TASK GOAL: Keep the pictures out of the copy and print all the entries below exactly.
— begin MATERIAL SHOWN —
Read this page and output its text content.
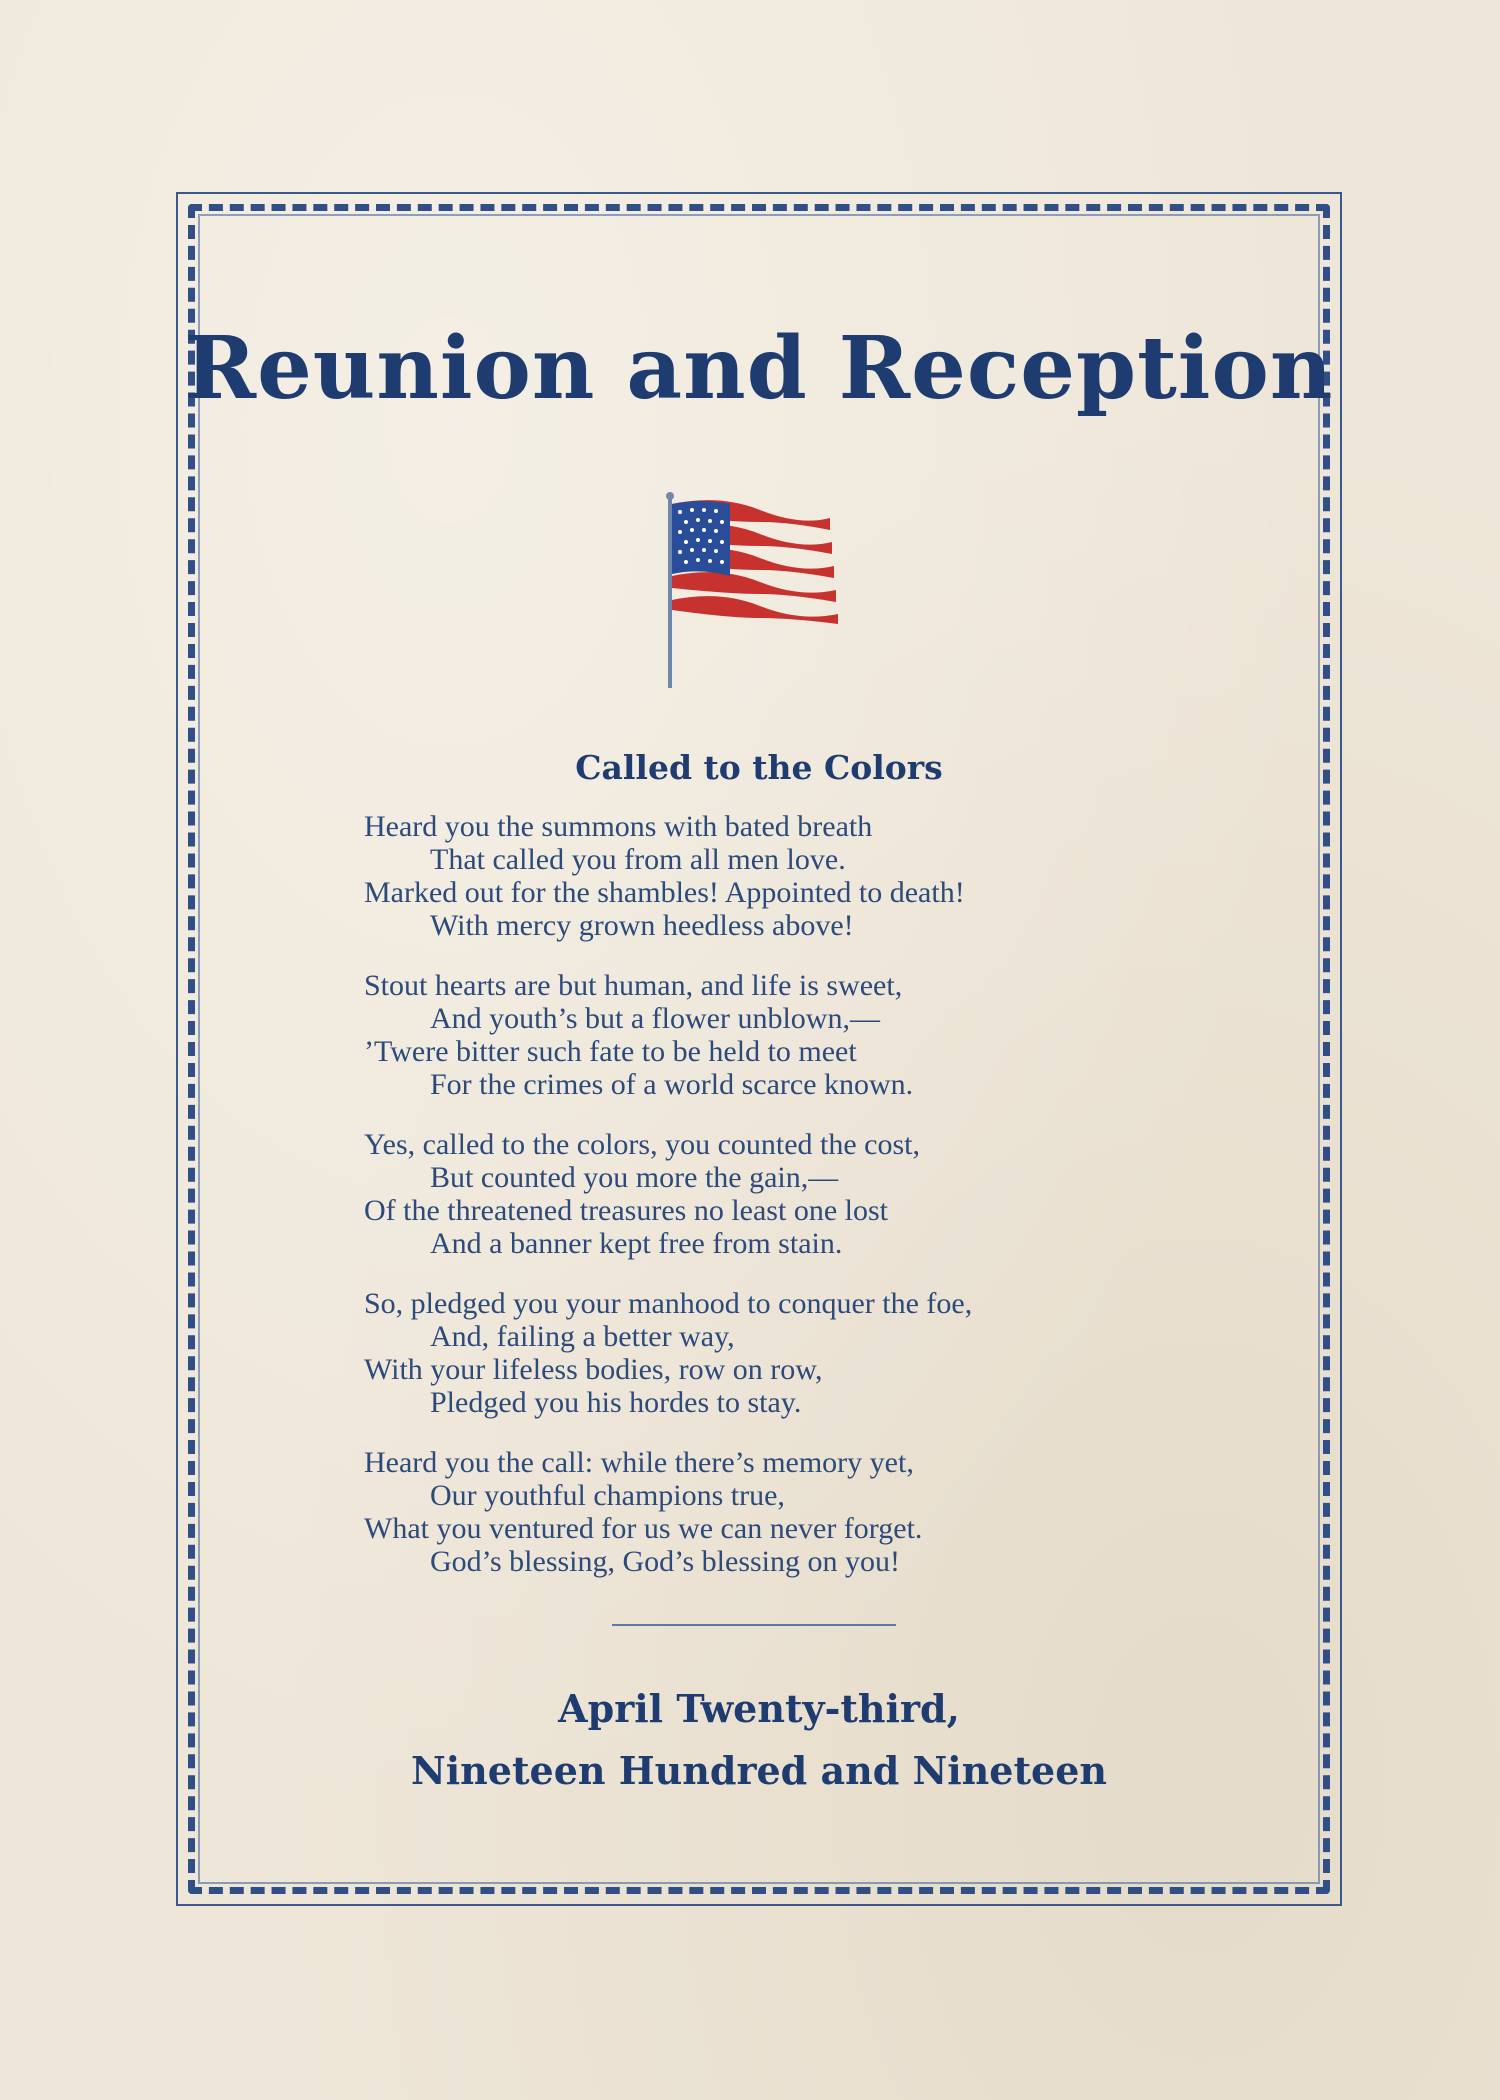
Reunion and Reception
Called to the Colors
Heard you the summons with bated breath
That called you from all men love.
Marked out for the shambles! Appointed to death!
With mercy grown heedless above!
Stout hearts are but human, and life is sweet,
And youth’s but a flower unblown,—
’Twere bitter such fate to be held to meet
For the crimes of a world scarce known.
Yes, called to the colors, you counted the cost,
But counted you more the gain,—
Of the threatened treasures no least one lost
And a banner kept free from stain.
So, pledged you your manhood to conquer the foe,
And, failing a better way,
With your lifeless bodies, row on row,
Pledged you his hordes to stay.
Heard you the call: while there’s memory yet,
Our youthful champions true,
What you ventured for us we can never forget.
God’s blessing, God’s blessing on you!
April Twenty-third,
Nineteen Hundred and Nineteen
— end MATERIAL SHOWN —
TASK OUTPUT:
Read this page and output its text content.
Reunion and Reception
Called to the Colors
Heard you the summons with bated breath
That called you from all men love.
Marked out for the shambles! Appointed to death!
With mercy grown heedless above!
Stout hearts are but human, and life is sweet,
And youth’s but a flower unblown,—
’Twere bitter such fate to be held to meet
For the crimes of a world scarce known.
Yes, called to the colors, you counted the cost,
But counted you more the gain,—
Of the threatened treasures no least one lost
And a banner kept free from stain.
So, pledged you your manhood to conquer the foe,
And, failing a better way,
With your lifeless bodies, row on row,
Pledged you his hordes to stay.
Heard you the call: while there’s memory yet,
Our youthful champions true,
What you ventured for us we can never forget.
God’s blessing, God’s blessing on you!
April Twenty-third,
Nineteen Hundred and Nineteen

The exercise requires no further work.